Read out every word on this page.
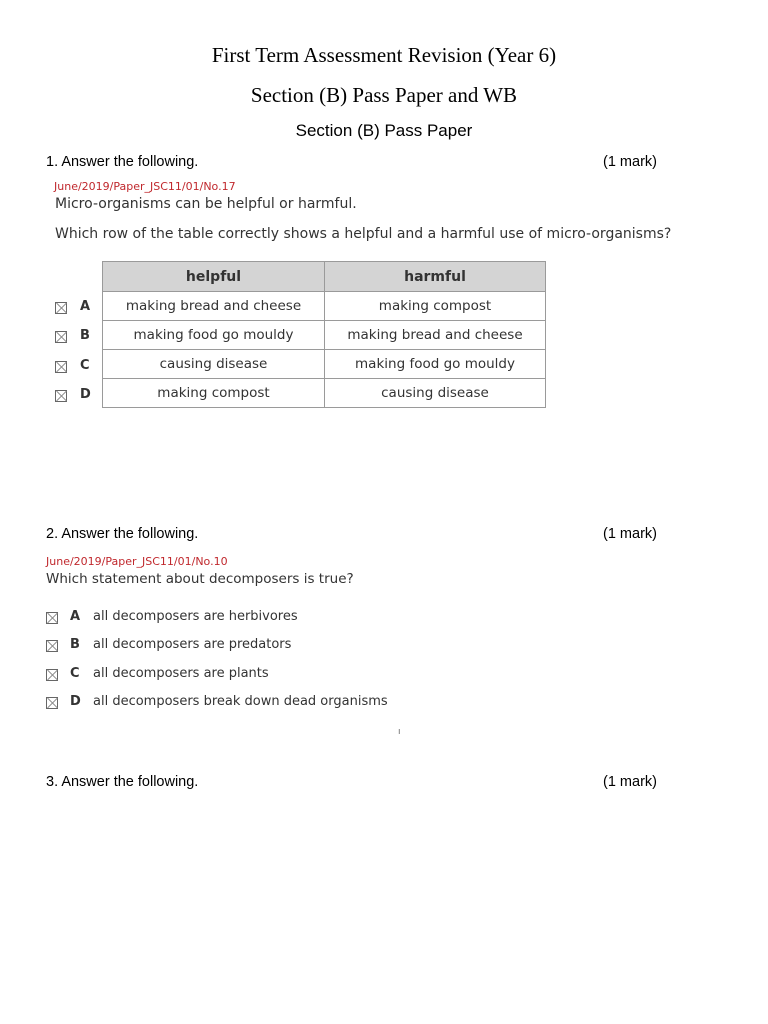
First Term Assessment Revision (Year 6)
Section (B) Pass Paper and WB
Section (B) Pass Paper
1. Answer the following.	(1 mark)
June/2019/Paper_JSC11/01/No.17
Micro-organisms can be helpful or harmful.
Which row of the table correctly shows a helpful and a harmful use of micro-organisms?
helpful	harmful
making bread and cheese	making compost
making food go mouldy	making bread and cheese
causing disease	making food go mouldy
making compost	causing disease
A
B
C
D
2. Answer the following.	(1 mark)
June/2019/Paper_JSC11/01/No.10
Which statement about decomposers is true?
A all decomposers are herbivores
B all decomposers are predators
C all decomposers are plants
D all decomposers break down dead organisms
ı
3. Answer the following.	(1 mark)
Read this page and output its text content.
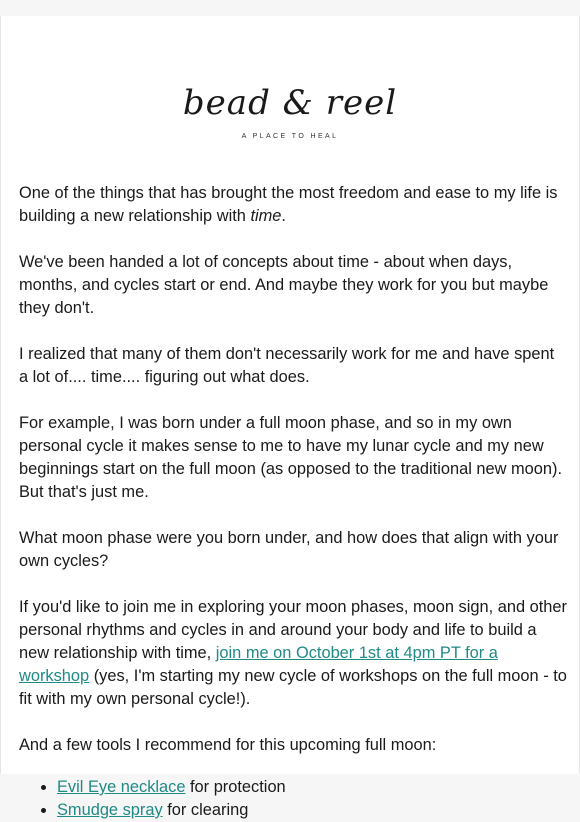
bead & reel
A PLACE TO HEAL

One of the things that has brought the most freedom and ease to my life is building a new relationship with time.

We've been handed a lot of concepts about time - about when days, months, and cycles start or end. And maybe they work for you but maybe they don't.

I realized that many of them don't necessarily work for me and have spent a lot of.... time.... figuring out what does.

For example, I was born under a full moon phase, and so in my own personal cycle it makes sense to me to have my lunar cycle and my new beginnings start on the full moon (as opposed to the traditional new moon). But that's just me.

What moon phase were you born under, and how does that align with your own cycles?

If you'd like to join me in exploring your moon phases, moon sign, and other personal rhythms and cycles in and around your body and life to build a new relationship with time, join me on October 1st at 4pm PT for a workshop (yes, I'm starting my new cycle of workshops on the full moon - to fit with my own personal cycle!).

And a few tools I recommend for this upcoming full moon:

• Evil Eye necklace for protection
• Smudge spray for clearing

**Task details:** Quote in full the listing given above; the images are to be left out.

**Task output:**
Read out every word on this page.
First Term Assessment Revision (Year 6)
Section (B) Pass Paper and WB
Section (B) Pass Paper
1. Answer the following.	(1 mark)
June/2019/Paper_JSC11/01/No.17
Micro-organisms can be helpful or harmful.
Which row of the table correctly shows a helpful and a harmful use of micro-organisms?
helpful	harmful
making bread and cheese	making compost
making food go mouldy	making bread and cheese
causing disease	making food go mouldy
making compost	causing disease
A
B
C
D
2. Answer the following.	(1 mark)
June/2019/Paper_JSC11/01/No.10
Which statement about decomposers is true?
A all decomposers are herbivores
B all decomposers are predators
C all decomposers are plants
D all decomposers break down dead organisms
ı
3. Answer the following.	(1 mark)
Read this page and output its text content.
bead & reel
A PLACE TO HEAL

One of the things that has brought the most freedom and ease to my life is building a new relationship with time.

We've been handed a lot of concepts about time - about when days, months, and cycles start or end. And maybe they work for you but maybe they don't.

I realized that many of them don't necessarily work for me and have spent a lot of.... time.... figuring out what does.

For example, I was born under a full moon phase, and so in my own personal cycle it makes sense to me to have my lunar cycle and my new beginnings start on the full moon (as opposed to the traditional new moon). But that's just me.

What moon phase were you born under, and how does that align with your own cycles?

If you'd like to join me in exploring your moon phases, moon sign, and other personal rhythms and cycles in and around your body and life to build a new relationship with time, join me on October 1st at 4pm PT for a workshop (yes, I'm starting my new cycle of workshops on the full moon - to fit with my own personal cycle!).

And a few tools I recommend for this upcoming full moon:

• Evil Eye necklace for protection
• Smudge spray for clearing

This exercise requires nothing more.